Work to complete: Scan the entries below for the word "test". Copy each line that has it.

--

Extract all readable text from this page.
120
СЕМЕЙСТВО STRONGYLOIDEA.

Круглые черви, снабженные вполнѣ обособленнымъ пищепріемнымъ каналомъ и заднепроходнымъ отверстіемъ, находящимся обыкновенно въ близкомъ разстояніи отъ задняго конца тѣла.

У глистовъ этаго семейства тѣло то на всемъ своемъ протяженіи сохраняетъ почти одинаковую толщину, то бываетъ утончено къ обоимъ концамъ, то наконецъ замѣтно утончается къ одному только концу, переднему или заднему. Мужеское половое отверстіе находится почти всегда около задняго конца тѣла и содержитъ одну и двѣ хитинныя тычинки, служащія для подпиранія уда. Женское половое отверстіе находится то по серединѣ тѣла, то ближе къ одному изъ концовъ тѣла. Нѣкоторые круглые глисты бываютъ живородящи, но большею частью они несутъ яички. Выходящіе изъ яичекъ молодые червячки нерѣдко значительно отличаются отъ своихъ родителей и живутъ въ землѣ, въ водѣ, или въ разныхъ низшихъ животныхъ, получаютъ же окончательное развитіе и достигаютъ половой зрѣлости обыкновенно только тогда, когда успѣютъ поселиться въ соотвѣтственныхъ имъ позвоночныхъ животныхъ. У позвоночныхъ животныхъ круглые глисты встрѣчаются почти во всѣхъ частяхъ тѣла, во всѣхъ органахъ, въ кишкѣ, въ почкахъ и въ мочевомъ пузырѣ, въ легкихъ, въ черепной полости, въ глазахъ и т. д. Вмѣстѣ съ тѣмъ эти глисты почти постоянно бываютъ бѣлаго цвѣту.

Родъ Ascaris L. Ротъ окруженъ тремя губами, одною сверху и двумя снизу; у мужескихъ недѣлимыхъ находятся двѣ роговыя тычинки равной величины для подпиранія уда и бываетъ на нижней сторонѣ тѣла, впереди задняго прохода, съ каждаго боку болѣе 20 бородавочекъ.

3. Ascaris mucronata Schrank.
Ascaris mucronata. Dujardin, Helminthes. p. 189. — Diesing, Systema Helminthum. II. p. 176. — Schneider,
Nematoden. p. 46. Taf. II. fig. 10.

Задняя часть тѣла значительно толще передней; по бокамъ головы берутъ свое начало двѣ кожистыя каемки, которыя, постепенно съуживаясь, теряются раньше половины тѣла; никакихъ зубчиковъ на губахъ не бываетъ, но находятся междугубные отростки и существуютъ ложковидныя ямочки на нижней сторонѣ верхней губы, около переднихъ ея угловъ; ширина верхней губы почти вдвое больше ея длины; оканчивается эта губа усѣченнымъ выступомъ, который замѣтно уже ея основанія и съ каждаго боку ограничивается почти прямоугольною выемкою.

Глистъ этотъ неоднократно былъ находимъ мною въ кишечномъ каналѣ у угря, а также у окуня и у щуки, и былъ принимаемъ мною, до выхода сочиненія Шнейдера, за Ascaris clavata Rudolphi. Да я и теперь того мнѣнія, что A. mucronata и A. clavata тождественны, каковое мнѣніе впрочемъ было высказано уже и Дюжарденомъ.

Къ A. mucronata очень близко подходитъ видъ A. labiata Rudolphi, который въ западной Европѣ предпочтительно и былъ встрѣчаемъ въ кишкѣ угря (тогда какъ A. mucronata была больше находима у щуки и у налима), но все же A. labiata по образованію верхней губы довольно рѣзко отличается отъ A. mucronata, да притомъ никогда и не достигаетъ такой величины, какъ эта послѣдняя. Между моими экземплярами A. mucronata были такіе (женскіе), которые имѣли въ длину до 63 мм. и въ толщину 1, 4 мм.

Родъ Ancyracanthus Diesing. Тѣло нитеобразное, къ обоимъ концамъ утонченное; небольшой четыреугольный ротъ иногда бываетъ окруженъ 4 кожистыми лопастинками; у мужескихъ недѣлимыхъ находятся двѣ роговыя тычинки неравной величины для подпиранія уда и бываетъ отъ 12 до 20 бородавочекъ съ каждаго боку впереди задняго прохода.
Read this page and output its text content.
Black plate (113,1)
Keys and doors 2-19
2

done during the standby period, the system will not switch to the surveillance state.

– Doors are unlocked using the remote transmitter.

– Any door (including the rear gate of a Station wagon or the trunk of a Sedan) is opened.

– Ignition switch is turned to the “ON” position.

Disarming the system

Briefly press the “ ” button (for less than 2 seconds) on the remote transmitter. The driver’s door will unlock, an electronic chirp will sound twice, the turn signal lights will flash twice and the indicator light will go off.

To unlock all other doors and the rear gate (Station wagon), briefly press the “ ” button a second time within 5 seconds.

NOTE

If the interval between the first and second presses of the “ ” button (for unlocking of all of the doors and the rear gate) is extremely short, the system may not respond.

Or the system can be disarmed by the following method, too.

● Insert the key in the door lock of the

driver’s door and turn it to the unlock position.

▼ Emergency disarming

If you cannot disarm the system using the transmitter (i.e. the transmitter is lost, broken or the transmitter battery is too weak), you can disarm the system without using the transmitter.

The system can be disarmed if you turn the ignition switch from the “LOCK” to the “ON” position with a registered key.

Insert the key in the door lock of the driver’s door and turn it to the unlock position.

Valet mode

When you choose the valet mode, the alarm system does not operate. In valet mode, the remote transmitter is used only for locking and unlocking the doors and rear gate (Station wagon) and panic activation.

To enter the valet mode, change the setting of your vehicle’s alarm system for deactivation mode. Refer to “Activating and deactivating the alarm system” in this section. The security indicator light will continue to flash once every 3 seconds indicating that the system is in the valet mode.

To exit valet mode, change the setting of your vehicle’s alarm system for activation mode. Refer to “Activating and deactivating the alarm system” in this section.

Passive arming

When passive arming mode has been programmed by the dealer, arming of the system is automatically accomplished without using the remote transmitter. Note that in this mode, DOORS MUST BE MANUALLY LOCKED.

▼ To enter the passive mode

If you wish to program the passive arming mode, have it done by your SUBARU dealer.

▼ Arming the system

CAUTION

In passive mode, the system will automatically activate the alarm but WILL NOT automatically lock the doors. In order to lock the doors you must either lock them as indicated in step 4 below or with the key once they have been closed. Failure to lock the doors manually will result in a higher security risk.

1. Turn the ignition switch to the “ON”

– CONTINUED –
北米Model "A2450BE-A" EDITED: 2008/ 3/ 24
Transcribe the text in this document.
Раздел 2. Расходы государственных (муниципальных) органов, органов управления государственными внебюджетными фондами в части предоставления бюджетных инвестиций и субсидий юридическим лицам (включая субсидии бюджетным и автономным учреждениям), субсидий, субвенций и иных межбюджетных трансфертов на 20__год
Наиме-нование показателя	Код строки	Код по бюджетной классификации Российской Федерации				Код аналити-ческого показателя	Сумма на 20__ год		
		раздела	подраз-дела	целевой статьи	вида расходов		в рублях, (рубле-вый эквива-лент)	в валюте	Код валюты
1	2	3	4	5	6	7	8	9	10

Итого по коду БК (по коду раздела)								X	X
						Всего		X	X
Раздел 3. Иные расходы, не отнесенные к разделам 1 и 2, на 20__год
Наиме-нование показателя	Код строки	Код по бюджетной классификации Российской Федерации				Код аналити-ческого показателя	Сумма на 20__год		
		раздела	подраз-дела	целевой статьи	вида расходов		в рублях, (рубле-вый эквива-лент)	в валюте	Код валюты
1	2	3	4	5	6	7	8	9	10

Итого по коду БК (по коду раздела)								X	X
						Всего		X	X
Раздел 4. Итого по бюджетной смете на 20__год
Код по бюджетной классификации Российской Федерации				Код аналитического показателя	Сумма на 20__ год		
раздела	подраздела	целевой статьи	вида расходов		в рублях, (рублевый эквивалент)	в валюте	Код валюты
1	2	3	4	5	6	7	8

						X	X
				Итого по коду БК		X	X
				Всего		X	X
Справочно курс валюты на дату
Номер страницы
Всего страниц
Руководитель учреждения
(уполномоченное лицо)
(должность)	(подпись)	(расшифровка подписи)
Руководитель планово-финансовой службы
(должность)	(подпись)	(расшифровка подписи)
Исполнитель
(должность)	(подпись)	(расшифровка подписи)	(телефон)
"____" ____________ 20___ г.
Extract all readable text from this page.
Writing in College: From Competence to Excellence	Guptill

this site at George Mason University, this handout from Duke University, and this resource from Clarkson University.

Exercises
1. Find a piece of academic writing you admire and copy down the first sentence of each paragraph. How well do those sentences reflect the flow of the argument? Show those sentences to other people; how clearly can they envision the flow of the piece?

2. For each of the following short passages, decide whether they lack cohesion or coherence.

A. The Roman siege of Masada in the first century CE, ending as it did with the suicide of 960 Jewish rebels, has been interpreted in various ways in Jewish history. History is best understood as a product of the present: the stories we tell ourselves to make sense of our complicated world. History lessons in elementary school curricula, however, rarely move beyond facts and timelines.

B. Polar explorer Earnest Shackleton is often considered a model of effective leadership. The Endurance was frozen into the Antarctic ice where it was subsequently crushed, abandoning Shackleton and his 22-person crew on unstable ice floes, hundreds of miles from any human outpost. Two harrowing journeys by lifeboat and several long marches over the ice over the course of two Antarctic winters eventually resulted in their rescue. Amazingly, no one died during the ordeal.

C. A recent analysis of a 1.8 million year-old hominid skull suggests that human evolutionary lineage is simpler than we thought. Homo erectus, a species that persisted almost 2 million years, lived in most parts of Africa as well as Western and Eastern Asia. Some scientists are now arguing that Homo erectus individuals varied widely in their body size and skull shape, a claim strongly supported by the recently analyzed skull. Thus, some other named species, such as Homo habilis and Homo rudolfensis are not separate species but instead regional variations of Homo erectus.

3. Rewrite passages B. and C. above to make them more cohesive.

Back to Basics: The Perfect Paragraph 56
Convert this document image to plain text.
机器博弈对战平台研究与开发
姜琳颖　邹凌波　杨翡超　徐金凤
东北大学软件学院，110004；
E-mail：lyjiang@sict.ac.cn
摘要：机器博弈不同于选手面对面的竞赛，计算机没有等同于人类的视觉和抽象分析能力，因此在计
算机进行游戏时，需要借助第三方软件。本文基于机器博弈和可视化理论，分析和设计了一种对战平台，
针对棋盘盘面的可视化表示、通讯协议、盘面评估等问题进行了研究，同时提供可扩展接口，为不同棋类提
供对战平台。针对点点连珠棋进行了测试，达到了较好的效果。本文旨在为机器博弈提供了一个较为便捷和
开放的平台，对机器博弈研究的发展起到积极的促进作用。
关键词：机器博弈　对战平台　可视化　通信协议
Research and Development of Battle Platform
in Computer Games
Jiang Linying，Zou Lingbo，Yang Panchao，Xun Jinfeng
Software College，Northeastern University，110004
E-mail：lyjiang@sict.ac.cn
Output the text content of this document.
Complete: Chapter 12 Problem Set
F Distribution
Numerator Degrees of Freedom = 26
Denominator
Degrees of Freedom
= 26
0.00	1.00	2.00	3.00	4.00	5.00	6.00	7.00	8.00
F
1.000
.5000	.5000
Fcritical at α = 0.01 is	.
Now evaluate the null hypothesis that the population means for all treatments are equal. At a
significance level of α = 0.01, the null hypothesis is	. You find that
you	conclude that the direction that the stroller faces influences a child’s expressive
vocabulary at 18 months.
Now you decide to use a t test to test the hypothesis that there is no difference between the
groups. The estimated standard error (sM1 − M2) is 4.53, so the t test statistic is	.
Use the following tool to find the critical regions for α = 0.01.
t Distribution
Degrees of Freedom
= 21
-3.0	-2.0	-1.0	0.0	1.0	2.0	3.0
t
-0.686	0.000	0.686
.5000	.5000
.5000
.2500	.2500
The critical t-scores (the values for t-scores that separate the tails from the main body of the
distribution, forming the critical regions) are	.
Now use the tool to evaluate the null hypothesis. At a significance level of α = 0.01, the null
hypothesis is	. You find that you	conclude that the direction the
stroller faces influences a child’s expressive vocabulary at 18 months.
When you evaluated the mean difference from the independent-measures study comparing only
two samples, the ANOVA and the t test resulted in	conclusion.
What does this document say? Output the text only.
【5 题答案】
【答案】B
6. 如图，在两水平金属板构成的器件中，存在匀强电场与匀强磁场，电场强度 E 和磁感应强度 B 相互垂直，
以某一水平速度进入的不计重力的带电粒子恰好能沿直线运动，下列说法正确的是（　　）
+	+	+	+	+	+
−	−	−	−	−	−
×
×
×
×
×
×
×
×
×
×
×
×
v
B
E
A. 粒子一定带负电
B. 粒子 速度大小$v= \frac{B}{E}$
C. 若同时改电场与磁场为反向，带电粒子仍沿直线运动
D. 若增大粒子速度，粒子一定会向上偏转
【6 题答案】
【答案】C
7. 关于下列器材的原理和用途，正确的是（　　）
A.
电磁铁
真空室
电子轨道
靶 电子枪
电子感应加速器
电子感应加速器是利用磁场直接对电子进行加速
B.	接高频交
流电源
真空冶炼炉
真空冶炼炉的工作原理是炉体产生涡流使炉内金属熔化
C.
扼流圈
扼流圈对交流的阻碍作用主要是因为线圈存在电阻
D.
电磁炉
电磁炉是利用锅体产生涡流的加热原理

--

Solution for this task:
Now you decide to use a t test to test the hypothesis that there is no difference between the
groups. The estimated standard error (sM1 − M2) is 4.53, so the t test statistic is	.
two samples, the ANOVA and the t test resulted in	conclusion.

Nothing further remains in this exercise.